What is required: Copy out the entries exactly, from the first line to the last.

--- Start of Listed records ---

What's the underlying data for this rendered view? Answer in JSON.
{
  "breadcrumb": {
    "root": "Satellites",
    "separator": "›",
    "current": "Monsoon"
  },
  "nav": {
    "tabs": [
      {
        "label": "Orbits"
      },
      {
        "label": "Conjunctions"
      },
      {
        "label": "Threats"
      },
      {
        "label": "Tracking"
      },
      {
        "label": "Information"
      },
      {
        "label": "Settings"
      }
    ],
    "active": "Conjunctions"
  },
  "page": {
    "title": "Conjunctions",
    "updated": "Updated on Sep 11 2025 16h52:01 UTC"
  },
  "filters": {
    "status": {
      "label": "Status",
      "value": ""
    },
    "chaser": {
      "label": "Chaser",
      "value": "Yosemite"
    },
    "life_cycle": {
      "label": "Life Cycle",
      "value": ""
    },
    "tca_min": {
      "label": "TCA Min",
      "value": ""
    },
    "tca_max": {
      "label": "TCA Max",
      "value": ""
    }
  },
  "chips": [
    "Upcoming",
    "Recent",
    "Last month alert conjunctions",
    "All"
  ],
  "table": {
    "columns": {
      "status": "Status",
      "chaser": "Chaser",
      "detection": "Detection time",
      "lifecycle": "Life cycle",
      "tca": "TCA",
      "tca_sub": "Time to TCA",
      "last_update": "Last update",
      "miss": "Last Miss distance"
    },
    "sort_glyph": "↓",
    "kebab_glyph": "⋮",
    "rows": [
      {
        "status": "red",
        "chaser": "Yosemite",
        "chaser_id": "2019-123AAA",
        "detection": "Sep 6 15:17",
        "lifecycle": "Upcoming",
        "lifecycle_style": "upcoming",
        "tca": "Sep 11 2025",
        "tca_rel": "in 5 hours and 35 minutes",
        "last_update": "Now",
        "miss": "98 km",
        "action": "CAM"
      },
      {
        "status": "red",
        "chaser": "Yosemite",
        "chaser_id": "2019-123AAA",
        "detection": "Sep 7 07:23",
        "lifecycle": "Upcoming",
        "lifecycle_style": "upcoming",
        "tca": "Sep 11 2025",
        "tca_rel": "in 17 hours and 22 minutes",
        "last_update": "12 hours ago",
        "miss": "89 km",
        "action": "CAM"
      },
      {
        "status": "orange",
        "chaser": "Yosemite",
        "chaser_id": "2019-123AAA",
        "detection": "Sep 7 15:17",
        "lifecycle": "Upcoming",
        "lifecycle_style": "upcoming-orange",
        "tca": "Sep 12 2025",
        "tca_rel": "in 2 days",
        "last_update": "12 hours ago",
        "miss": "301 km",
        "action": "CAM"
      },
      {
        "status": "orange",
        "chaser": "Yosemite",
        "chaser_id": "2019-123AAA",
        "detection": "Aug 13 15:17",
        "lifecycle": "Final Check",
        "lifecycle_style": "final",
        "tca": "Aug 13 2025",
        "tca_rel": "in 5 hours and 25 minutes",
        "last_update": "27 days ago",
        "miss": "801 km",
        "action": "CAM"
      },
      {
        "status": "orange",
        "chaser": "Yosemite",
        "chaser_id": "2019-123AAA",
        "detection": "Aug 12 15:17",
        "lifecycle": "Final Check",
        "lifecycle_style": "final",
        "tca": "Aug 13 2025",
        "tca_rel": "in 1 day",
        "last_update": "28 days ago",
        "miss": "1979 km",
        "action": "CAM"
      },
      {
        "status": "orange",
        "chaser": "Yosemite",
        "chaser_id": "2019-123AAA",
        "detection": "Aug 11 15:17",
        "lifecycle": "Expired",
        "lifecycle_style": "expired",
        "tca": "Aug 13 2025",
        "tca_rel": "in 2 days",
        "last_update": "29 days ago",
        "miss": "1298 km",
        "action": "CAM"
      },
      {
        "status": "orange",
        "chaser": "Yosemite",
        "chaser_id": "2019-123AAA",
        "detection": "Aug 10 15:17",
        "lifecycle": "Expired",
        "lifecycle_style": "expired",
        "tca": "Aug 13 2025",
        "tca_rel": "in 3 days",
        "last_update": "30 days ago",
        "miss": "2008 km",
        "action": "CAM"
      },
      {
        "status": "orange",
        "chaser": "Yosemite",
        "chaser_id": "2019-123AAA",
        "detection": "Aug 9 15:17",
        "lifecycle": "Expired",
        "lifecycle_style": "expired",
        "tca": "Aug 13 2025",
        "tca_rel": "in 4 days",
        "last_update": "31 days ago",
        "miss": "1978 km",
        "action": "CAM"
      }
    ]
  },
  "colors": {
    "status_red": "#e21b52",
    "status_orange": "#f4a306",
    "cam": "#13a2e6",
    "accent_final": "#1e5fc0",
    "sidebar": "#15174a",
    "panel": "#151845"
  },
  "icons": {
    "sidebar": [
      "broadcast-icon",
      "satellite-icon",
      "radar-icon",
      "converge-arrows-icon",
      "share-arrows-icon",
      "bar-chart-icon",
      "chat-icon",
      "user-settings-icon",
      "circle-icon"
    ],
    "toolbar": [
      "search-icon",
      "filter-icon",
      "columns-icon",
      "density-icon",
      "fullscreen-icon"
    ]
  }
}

--- End of Listed records ---

Solution for this exercise:
What's the underlying data for this rendered view? Answer in JSON.
{
  "breadcrumb": {
    "root": "Satellites",
    "separator": "›",
    "current": "Monsoon"
  },
  "nav": {
    "tabs": [
      {
        "label": "Orbits"
      },
      {
        "label": "Conjunctions"
      },
      {
        "label": "Threats"
      },
      {
        "label": "Tracking"
      },
      {
        "label": "Information"
      },
      {
        "label": "Settings"
      }
    ],
    "active": "Conjunctions"
  },
  "page": {
    "title": "Conjunctions",
    "updated": "Updated on Sep 11 2025 16h52:01 UTC"
  },
  "filters": {
    "status": {
      "label": "Status",
      "value": ""
    },
    "chaser": {
      "label": "Chaser",
      "value": "Yosemite"
    },
    "life_cycle": {
      "label": "Life Cycle",
      "value": ""
    },
    "tca_min": {
      "label": "TCA Min",
      "value": ""
    },
    "tca_max": {
      "label": "TCA Max",
      "value": ""
    }
  },
  "chips": [
    "Upcoming",
    "Recent",
    "Last month alert conjunctions",
    "All"
  ],
  "table": {
    "columns": {
      "status": "Status",
      "chaser": "Chaser",
      "detection": "Detection time",
      "lifecycle": "Life cycle",
      "tca": "TCA",
      "tca_sub": "Time to TCA",
      "last_update": "Last update",
      "miss": "Last Miss distance"
    },
    "sort_glyph": "↓",
    "kebab_glyph": "⋮",
    "rows": [
      {
        "status": "red",
        "chaser": "Yosemite",
        "chaser_id": "2019-123AAA",
        "detection": "Sep 6 15:17",
        "lifecycle": "Upcoming",
        "lifecycle_style": "upcoming",
        "tca": "Sep 11 2025",
        "tca_rel": "in 5 hours and 35 minutes",
        "last_update": "Now",
        "miss": "98 km",
        "action": "CAM"
      },
      {
        "status": "red",
        "chaser": "Yosemite",
        "chaser_id": "2019-123AAA",
        "detection": "Sep 7 07:23",
        "lifecycle": "Upcoming",
        "lifecycle_style": "upcoming",
        "tca": "Sep 11 2025",
        "tca_rel": "in 17 hours and 22 minutes",
        "last_update": "12 hours ago",
        "miss": "89 km",
        "action": "CAM"
      },
      {
        "status": "orange",
        "chaser": "Yosemite",
        "chaser_id": "2019-123AAA",
        "detection": "Sep 7 15:17",
        "lifecycle": "Upcoming",
        "lifecycle_style": "upcoming-orange",
        "tca": "Sep 12 2025",
        "tca_rel": "in 2 days",
        "last_update": "12 hours ago",
        "miss": "301 km",
        "action": "CAM"
      },
      {
        "status": "orange",
        "chaser": "Yosemite",
        "chaser_id": "2019-123AAA",
        "detection": "Aug 13 15:17",
        "lifecycle": "Final Check",
        "lifecycle_style": "final",
        "tca": "Aug 13 2025",
        "tca_rel": "in 5 hours and 25 minutes",
        "last_update": "27 days ago",
        "miss": "801 km",
        "action": "CAM"
      },
      {
        "status": "orange",
        "chaser": "Yosemite",
        "chaser_id": "2019-123AAA",
        "detection": "Aug 12 15:17",
        "lifecycle": "Final Check",
        "lifecycle_style": "final",
        "tca": "Aug 13 2025",
        "tca_rel": "in 1 day",
        "last_update": "28 days ago",
        "miss": "1979 km",
        "action": "CAM"
      },
      {
        "status": "orange",
        "chaser": "Yosemite",
        "chaser_id": "2019-123AAA",
        "detection": "Aug 11 15:17",
        "lifecycle": "Expired",
        "lifecycle_style": "expired",
        "tca": "Aug 13 2025",
        "tca_rel": "in 2 days",
        "last_update": "29 days ago",
        "miss": "1298 km",
        "action": "CAM"
      },
      {
        "status": "orange",
        "chaser": "Yosemite",
        "chaser_id": "2019-123AAA",
        "detection": "Aug 10 15:17",
        "lifecycle": "Expired",
        "lifecycle_style": "expired",
        "tca": "Aug 13 2025",
        "tca_rel": "in 3 days",
        "last_update": "30 days ago",
        "miss": "2008 km",
        "action": "CAM"
      },
      {
        "status": "orange",
        "chaser": "Yosemite",
        "chaser_id": "2019-123AAA",
        "detection": "Aug 9 15:17",
        "lifecycle": "Expired",
        "lifecycle_style": "expired",
        "tca": "Aug 13 2025",
        "tca_rel": "in 4 days",
        "last_update": "31 days ago",
        "miss": "1978 km",
        "action": "CAM"
      }
    ]
  },
  "colors": {
    "status_red": "#e21b52",
    "status_orange": "#f4a306",
    "cam": "#13a2e6",
    "accent_final": "#1e5fc0",
    "sidebar": "#15174a",
    "panel": "#151845"
  },
  "icons": {
    "sidebar": [
      "broadcast-icon",
      "satellite-icon",
      "radar-icon",
      "converge-arrows-icon",
      "share-arrows-icon",
      "bar-chart-icon",
      "chat-icon",
      "user-settings-icon",
      "circle-icon"
    ],
    "toolbar": [
      "search-icon",
      "filter-icon",
      "columns-icon",
      "density-icon",
      "fullscreen-icon"
    ]
  }
}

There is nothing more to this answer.